WORK TO BE COMPLETED: Set down each line of the material that follows, exactly, with no pictures.

[Dataset rows]
(begin)
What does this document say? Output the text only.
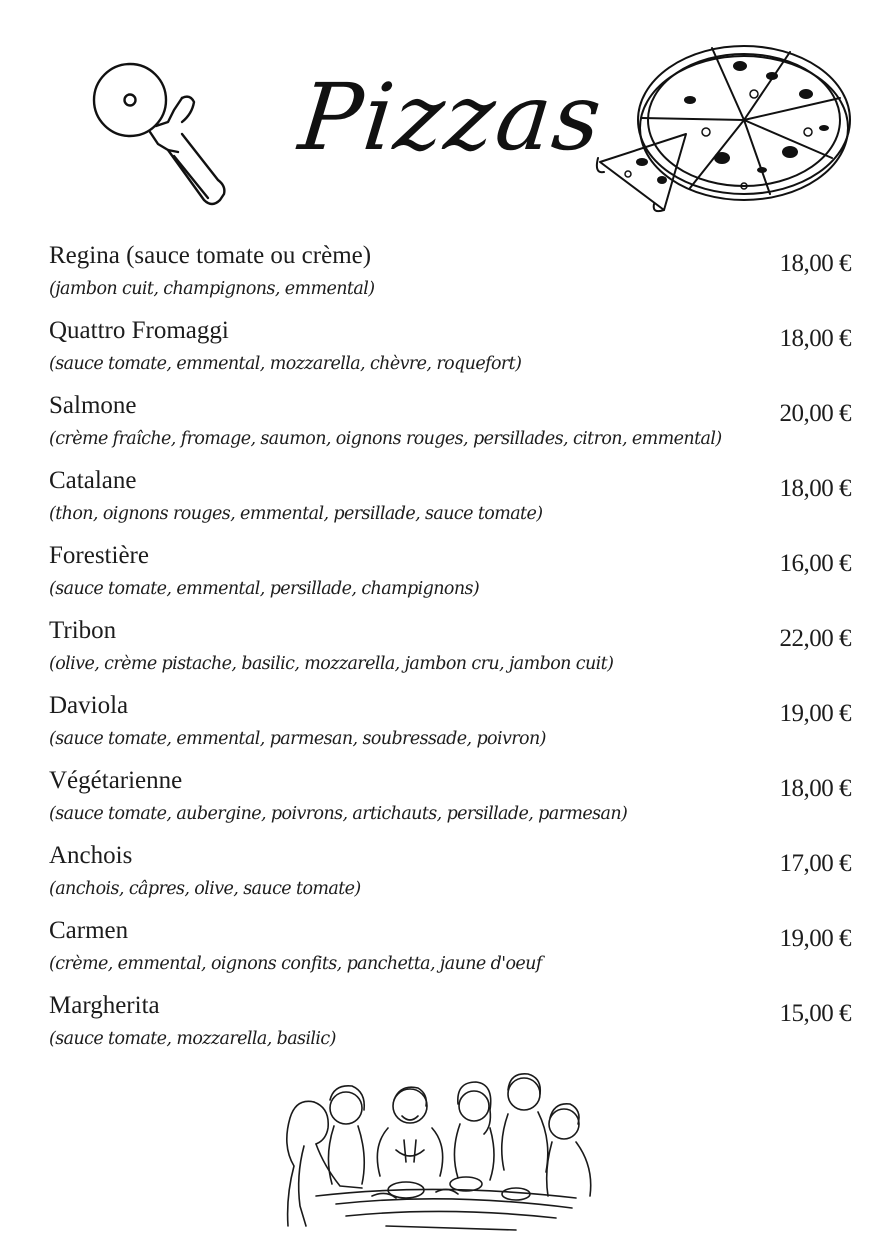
Pizzas
Regina (sauce tomate ou crème)	18,00 €
(jambon cuit, champignons, emmental)
Quattro Fromaggi	18,00 €
(sauce tomate, emmental, mozzarella, chèvre, roquefort)
Salmone	20,00 €
(crème fraîche, fromage, saumon, oignons rouges, persillades, citron, emmental)
Catalane	18,00 €
(thon, oignons rouges, emmental, persillade, sauce tomate)
Forestière	16,00 €
(sauce tomate, emmental, persillade, champignons)
Tribon	22,00 €
(olive, crème pistache, basilic, mozzarella, jambon cru, jambon cuit)
Daviola	19,00 €
(sauce tomate, emmental, parmesan, soubressade, poivron)
Végétarienne	18,00 €
(sauce tomate, aubergine, poivrons, artichauts, persillade, parmesan)
Anchois	17,00 €
(anchois, câpres, olive, sauce tomate)
Carmen	19,00 €
(crème, emmental, oignons confits, panchetta, jaune d'oeuf
Margherita	15,00 €
(sauce tomate, mozzarella, basilic)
(end)
ANSWER TO THIS PROBLEM:
What does this document say? Output the text only.
Pizzas
Regina (sauce tomate ou crème)	18,00 €
(jambon cuit, champignons, emmental)
Quattro Fromaggi	18,00 €
(sauce tomate, emmental, mozzarella, chèvre, roquefort)
Salmone	20,00 €
(crème fraîche, fromage, saumon, oignons rouges, persillades, citron, emmental)
Catalane	18,00 €
(thon, oignons rouges, emmental, persillade, sauce tomate)
Forestière	16,00 €
(sauce tomate, emmental, persillade, champignons)
Tribon	22,00 €
(olive, crème pistache, basilic, mozzarella, jambon cru, jambon cuit)
Daviola	19,00 €
(sauce tomate, emmental, parmesan, soubressade, poivron)
Végétarienne	18,00 €
(sauce tomate, aubergine, poivrons, artichauts, persillade, parmesan)
Anchois	17,00 €
(anchois, câpres, olive, sauce tomate)
Carmen	19,00 €
(crème, emmental, oignons confits, panchetta, jaune d'oeuf
Margherita	15,00 €
(sauce tomate, mozzarella, basilic)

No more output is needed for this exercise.